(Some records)
··········

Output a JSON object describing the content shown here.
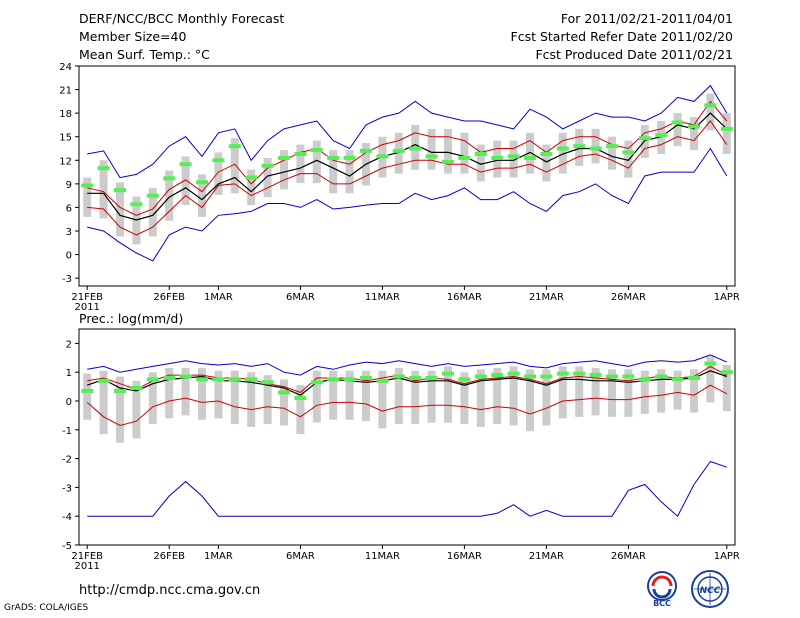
{
  "header": {
    "title": "DERF/NCC/BCC Monthly Forecast",
    "member_size": "Member Size=40",
    "variable": "Mean Surf. Temp.: °C",
    "for_period": "For 2011/02/21-2011/04/01",
    "fcst_started": "Fcst Started Refer Date 2011/02/20",
    "fcst_produced": "Fcst Produced Date 2011/02/21"
  },
  "footer": {
    "url": "http://cmdp.ncc.cma.gov.cn",
    "grads_credit": "GrADS: COLA/IGES",
    "logo_bcc": "BCC",
    "logo_ncc": "NCC"
  },
  "x_axis": {
    "ticks": [
      {
        "label": "21FEB",
        "day": 0
      },
      {
        "label": "26FEB",
        "day": 5
      },
      {
        "label": "1MAR",
        "day": 8
      },
      {
        "label": "6MAR",
        "day": 13
      },
      {
        "label": "11MAR",
        "day": 18
      },
      {
        "label": "16MAR",
        "day": 23
      },
      {
        "label": "21MAR",
        "day": 28
      },
      {
        "label": "26MAR",
        "day": 33
      },
      {
        "label": "1APR",
        "day": 39
      }
    ],
    "year_label": "2011"
  },
  "colors": {
    "envelope": "#0000cc",
    "spread": "#cc0000",
    "mean": "#000000",
    "obs": "#55ee55",
    "box": "#cccccc"
  },
  "chart_data": [
    {
      "type": "line",
      "title": "Mean Surf. Temp.: °C",
      "ylabel": "°C",
      "ylim": [
        -4,
        24
      ],
      "yticks": [
        -3,
        0,
        3,
        6,
        9,
        12,
        15,
        18,
        21,
        24
      ],
      "x_days": [
        0,
        1,
        2,
        3,
        4,
        5,
        6,
        7,
        8,
        9,
        10,
        11,
        12,
        13,
        14,
        15,
        16,
        17,
        18,
        19,
        20,
        21,
        22,
        23,
        24,
        25,
        26,
        27,
        28,
        29,
        30,
        31,
        32,
        33,
        34,
        35,
        36,
        37,
        38,
        39
      ],
      "series": [
        {
          "name": "max",
          "values": [
            12.8,
            13.2,
            9.8,
            10.2,
            11.5,
            13.8,
            15.0,
            12.5,
            15.5,
            16.0,
            12.0,
            14.5,
            16.0,
            16.5,
            17.0,
            14.5,
            13.5,
            16.5,
            17.5,
            18.0,
            19.5,
            18.0,
            17.5,
            17.0,
            17.0,
            16.5,
            16.0,
            18.5,
            17.5,
            16.0,
            17.0,
            18.0,
            17.5,
            17.5,
            17.0,
            18.0,
            20.0,
            19.5,
            21.5,
            18.0
          ]
        },
        {
          "name": "upper",
          "values": [
            8.5,
            8.0,
            6.0,
            5.0,
            5.8,
            8.3,
            9.5,
            8.0,
            10.5,
            11.5,
            9.0,
            11.0,
            12.0,
            13.0,
            13.5,
            12.0,
            11.5,
            13.0,
            14.0,
            14.5,
            15.5,
            15.0,
            15.0,
            14.5,
            13.0,
            13.5,
            13.5,
            14.5,
            13.0,
            14.5,
            15.0,
            15.0,
            14.0,
            13.5,
            15.5,
            16.0,
            17.0,
            16.5,
            19.5,
            17.0
          ]
        },
        {
          "name": "mean",
          "values": [
            7.8,
            7.8,
            5.0,
            4.4,
            5.0,
            7.3,
            8.5,
            7.0,
            9.0,
            9.8,
            8.0,
            10.0,
            10.5,
            11.0,
            12.0,
            11.0,
            10.0,
            11.5,
            12.5,
            13.0,
            14.0,
            13.0,
            13.0,
            12.5,
            11.5,
            12.0,
            12.0,
            13.0,
            11.8,
            12.8,
            13.5,
            13.5,
            12.5,
            12.0,
            14.5,
            15.0,
            16.5,
            16.0,
            18.0,
            16.0
          ]
        },
        {
          "name": "lower",
          "values": [
            6.0,
            5.8,
            3.5,
            2.5,
            3.5,
            5.5,
            7.5,
            6.0,
            8.8,
            9.0,
            7.5,
            8.5,
            9.5,
            10.3,
            10.3,
            9.0,
            9.0,
            10.0,
            11.0,
            11.5,
            12.0,
            12.0,
            11.5,
            11.5,
            10.5,
            11.0,
            11.0,
            11.5,
            10.5,
            11.5,
            12.5,
            12.8,
            12.0,
            11.0,
            13.5,
            14.0,
            15.0,
            14.5,
            17.0,
            14.0
          ]
        },
        {
          "name": "min",
          "values": [
            3.5,
            3.0,
            1.5,
            0.2,
            -0.8,
            2.5,
            3.5,
            3.0,
            5.0,
            5.2,
            5.5,
            6.5,
            6.5,
            6.0,
            7.0,
            5.8,
            6.0,
            6.3,
            6.5,
            6.5,
            7.8,
            7.0,
            7.5,
            8.5,
            7.0,
            7.0,
            8.0,
            6.5,
            5.5,
            7.5,
            8.0,
            9.0,
            7.5,
            6.5,
            10.0,
            10.5,
            10.5,
            10.5,
            13.5,
            10.0
          ]
        },
        {
          "name": "observed",
          "values": [
            8.8,
            11.0,
            8.2,
            6.4,
            7.5,
            9.7,
            11.5,
            9.2,
            12.0,
            13.8,
            9.8,
            11.3,
            12.3,
            12.8,
            13.3,
            12.3,
            12.3,
            13.2,
            12.5,
            13.2,
            13.5,
            12.5,
            11.8,
            12.3,
            12.8,
            12.3,
            12.5,
            12.3,
            12.8,
            13.5,
            13.8,
            13.5,
            13.8,
            13.0,
            14.8,
            15.2,
            16.8,
            16.3,
            19.0,
            16.0
          ]
        }
      ]
    },
    {
      "type": "line",
      "title": "Prec.: log(mm/d)",
      "ylabel": "log(mm/d)",
      "ylim": [
        -5,
        2.5
      ],
      "yticks": [
        -5,
        -4,
        -3,
        -2,
        -1,
        0,
        1,
        2
      ],
      "x_days": [
        0,
        1,
        2,
        3,
        4,
        5,
        6,
        7,
        8,
        9,
        10,
        11,
        12,
        13,
        14,
        15,
        16,
        17,
        18,
        19,
        20,
        21,
        22,
        23,
        24,
        25,
        26,
        27,
        28,
        29,
        30,
        31,
        32,
        33,
        34,
        35,
        36,
        37,
        38,
        39
      ],
      "series": [
        {
          "name": "max",
          "values": [
            1.1,
            1.2,
            1.0,
            1.1,
            1.2,
            1.3,
            1.4,
            1.3,
            1.25,
            1.3,
            1.2,
            1.3,
            1.0,
            0.9,
            1.2,
            1.1,
            1.25,
            1.35,
            1.3,
            1.4,
            1.3,
            1.2,
            1.3,
            1.2,
            1.25,
            1.3,
            1.35,
            1.2,
            1.15,
            1.3,
            1.35,
            1.4,
            1.3,
            1.2,
            1.35,
            1.4,
            1.35,
            1.4,
            1.6,
            1.35
          ]
        },
        {
          "name": "upper",
          "values": [
            0.7,
            0.8,
            0.6,
            0.4,
            0.7,
            0.9,
            0.9,
            0.9,
            0.8,
            0.8,
            0.75,
            0.6,
            0.5,
            0.3,
            0.8,
            0.8,
            0.8,
            0.7,
            0.8,
            0.9,
            0.7,
            0.8,
            0.75,
            0.6,
            0.75,
            0.8,
            0.85,
            0.75,
            0.6,
            0.8,
            0.85,
            0.8,
            0.75,
            0.7,
            0.8,
            0.85,
            0.8,
            0.85,
            1.2,
            0.9
          ]
        },
        {
          "name": "mean",
          "values": [
            0.55,
            0.75,
            0.45,
            0.35,
            0.6,
            0.75,
            0.8,
            0.85,
            0.7,
            0.7,
            0.65,
            0.55,
            0.45,
            0.2,
            0.65,
            0.75,
            0.7,
            0.65,
            0.7,
            0.8,
            0.65,
            0.7,
            0.7,
            0.55,
            0.7,
            0.75,
            0.8,
            0.7,
            0.55,
            0.75,
            0.75,
            0.7,
            0.7,
            0.65,
            0.7,
            0.75,
            0.75,
            0.8,
            1.05,
            0.85
          ]
        },
        {
          "name": "lower",
          "values": [
            -0.05,
            -0.55,
            -0.85,
            -0.7,
            -0.2,
            0.0,
            0.1,
            -0.05,
            0.0,
            -0.2,
            -0.3,
            -0.2,
            -0.25,
            -0.55,
            -0.15,
            -0.05,
            -0.05,
            -0.1,
            -0.35,
            -0.2,
            -0.2,
            -0.15,
            -0.15,
            -0.2,
            -0.3,
            -0.2,
            -0.25,
            -0.45,
            -0.25,
            0.0,
            0.05,
            0.1,
            0.05,
            0.05,
            0.15,
            0.2,
            0.3,
            0.2,
            0.55,
            0.25
          ]
        },
        {
          "name": "min",
          "values": [
            -4.0,
            -4.0,
            -4.0,
            -4.0,
            -4.0,
            -3.3,
            -2.8,
            -3.3,
            -4.0,
            -4.0,
            -4.0,
            -4.0,
            -4.0,
            -4.0,
            -4.0,
            -4.0,
            -4.0,
            -4.0,
            -4.0,
            -4.0,
            -4.0,
            -4.0,
            -4.0,
            -4.0,
            -4.0,
            -3.9,
            -3.6,
            -4.0,
            -3.8,
            -4.0,
            -4.0,
            -4.0,
            -4.0,
            -3.1,
            -2.9,
            -3.5,
            -4.0,
            -2.9,
            -2.1,
            -2.3
          ]
        },
        {
          "name": "observed",
          "values": [
            0.35,
            0.7,
            0.35,
            0.45,
            0.75,
            0.8,
            0.85,
            0.75,
            0.75,
            0.75,
            0.75,
            0.65,
            0.3,
            0.1,
            0.65,
            0.75,
            0.75,
            0.8,
            0.7,
            0.85,
            0.8,
            0.8,
            0.95,
            0.75,
            0.85,
            0.9,
            0.95,
            0.85,
            0.85,
            0.95,
            0.95,
            0.9,
            0.85,
            0.85,
            0.75,
            0.85,
            0.75,
            0.8,
            1.3,
            1.0
          ]
        }
      ]
    }
  ]
}
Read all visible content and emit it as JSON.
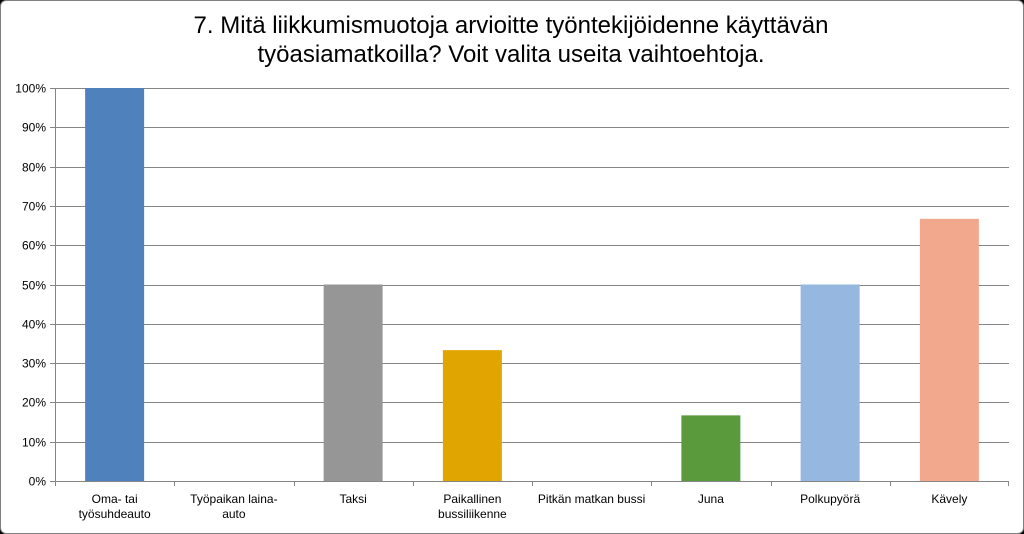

··········

### [What you are asked to do]
Copy out every line in the listing where the word "Surf" appears.

### [Answer to this exercise]
    "variable": "Mean Surf. Temp.: °C",
      "title": "Mean Surf. Temp.: °C",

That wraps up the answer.